- [DIRECTIVE]
Every line of the data that contains the string "type" must be copied.

----

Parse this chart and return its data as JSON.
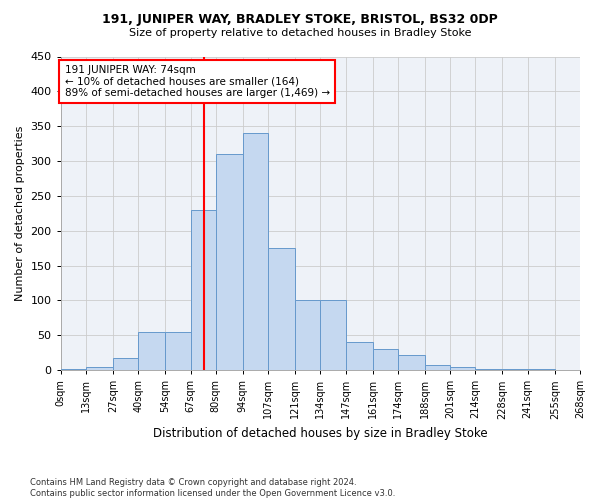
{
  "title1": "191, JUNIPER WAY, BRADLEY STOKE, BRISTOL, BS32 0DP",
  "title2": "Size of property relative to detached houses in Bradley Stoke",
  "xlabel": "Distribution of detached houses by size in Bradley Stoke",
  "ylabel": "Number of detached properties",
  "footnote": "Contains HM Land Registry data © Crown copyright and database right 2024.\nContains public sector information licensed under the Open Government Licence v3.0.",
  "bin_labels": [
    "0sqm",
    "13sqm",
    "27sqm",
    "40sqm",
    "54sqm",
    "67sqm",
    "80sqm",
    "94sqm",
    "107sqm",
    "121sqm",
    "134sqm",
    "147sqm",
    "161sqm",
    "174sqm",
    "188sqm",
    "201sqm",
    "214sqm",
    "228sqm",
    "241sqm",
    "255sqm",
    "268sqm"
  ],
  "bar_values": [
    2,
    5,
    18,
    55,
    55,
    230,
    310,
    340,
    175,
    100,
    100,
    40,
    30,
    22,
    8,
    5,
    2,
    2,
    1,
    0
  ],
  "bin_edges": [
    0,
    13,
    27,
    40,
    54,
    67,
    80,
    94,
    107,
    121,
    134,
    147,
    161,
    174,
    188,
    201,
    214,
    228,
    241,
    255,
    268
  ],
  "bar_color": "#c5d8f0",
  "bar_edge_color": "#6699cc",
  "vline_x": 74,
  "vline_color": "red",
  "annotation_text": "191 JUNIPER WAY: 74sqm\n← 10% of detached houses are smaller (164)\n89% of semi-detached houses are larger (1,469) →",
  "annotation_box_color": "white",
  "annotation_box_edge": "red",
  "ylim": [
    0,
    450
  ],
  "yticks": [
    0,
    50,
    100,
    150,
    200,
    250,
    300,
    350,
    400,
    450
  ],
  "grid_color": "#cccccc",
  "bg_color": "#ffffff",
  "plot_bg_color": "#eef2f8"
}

----

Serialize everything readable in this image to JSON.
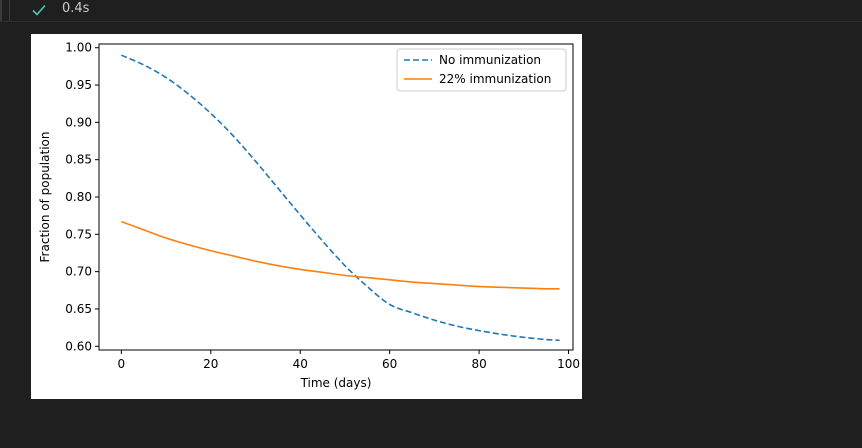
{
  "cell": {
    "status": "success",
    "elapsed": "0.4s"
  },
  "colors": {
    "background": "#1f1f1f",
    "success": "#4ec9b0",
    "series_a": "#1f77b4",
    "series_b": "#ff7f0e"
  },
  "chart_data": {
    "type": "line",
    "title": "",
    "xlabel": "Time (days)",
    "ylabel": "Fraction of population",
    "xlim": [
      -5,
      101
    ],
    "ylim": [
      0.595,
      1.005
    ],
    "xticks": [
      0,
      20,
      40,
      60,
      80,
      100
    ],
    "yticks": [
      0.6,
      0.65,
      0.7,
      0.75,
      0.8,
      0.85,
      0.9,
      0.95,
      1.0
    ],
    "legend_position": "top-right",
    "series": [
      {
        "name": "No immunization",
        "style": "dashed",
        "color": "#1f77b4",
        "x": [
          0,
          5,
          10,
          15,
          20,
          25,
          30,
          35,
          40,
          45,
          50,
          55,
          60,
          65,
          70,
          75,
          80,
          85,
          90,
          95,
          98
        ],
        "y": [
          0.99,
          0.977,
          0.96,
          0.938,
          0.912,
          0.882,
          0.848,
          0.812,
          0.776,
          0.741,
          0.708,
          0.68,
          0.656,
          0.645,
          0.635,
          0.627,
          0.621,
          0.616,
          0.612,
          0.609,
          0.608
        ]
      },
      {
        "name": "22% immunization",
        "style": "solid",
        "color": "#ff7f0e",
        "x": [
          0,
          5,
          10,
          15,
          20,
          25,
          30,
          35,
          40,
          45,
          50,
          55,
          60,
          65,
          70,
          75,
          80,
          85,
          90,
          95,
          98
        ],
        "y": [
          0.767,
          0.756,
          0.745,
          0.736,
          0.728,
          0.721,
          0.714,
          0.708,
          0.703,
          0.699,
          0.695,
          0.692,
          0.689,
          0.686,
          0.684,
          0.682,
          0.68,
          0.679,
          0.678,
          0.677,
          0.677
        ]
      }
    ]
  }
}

----

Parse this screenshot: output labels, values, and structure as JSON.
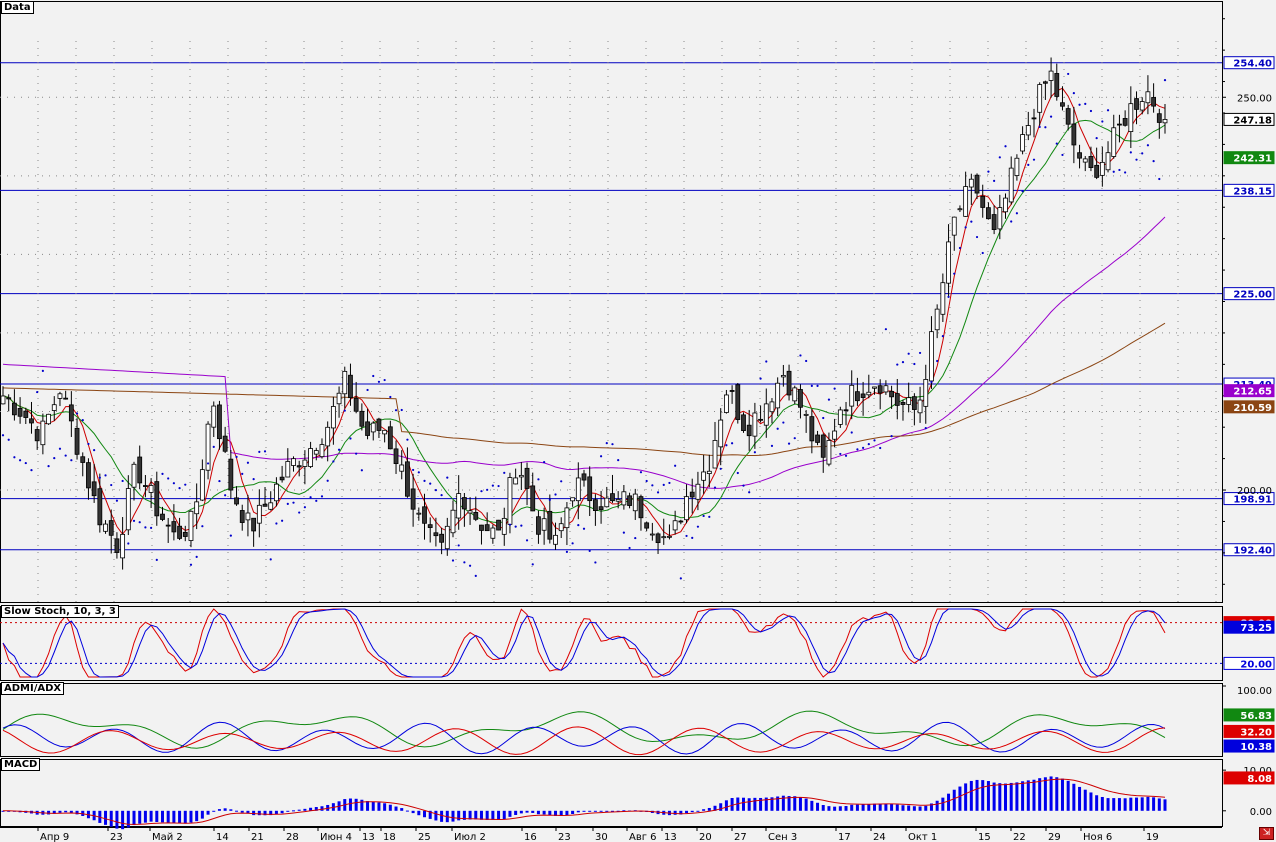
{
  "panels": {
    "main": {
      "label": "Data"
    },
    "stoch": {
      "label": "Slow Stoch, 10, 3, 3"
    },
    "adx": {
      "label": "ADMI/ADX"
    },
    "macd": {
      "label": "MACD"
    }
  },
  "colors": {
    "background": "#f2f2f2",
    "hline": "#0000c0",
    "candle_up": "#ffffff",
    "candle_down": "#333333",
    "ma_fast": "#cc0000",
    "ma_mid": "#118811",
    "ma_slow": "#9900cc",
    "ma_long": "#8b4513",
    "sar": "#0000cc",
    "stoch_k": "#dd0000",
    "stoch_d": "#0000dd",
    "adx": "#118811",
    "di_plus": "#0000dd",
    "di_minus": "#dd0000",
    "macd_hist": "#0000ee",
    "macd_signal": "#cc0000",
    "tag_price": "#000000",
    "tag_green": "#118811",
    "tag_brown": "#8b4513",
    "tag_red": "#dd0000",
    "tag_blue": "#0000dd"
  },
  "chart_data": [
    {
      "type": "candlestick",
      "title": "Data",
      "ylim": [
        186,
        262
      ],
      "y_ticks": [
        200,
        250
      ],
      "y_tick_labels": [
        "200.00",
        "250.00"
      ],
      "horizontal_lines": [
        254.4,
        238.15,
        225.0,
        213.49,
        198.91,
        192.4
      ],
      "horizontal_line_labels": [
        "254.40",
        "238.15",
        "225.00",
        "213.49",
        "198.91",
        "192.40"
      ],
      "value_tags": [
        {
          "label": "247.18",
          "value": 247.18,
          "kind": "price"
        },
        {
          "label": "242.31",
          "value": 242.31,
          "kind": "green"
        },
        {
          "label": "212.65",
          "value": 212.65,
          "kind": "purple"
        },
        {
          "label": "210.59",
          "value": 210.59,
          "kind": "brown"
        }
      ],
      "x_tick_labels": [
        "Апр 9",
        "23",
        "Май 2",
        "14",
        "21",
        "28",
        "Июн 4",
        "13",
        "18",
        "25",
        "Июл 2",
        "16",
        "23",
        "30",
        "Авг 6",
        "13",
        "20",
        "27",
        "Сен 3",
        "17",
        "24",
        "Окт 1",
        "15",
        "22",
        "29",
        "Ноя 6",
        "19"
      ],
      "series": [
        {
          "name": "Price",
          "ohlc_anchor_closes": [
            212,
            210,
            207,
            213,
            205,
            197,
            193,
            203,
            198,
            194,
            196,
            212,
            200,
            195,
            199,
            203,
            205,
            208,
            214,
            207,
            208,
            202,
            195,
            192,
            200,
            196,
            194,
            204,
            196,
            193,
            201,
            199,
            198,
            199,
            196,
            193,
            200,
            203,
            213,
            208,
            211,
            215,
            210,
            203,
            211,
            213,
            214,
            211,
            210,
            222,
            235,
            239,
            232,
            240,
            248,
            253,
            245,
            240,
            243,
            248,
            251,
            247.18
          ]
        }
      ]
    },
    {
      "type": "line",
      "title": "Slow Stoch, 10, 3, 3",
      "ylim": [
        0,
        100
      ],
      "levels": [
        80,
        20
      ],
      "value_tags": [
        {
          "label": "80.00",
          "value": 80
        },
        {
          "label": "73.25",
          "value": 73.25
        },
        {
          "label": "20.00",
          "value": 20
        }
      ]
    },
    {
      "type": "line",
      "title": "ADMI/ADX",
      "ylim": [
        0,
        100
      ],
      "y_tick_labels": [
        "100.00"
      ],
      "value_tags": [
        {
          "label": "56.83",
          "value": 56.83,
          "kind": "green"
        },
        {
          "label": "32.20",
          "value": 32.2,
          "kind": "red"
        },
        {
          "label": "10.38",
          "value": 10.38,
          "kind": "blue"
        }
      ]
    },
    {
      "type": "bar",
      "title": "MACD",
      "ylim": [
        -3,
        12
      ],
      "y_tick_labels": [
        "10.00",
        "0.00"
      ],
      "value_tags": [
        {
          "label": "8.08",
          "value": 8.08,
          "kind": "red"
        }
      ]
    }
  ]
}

----

- [OUTPUT FOR THIS EXERCISE]
    "type": "line",
      "type": "candlestick",
      "type": "line",
      "type": "line",
      "type": "bar",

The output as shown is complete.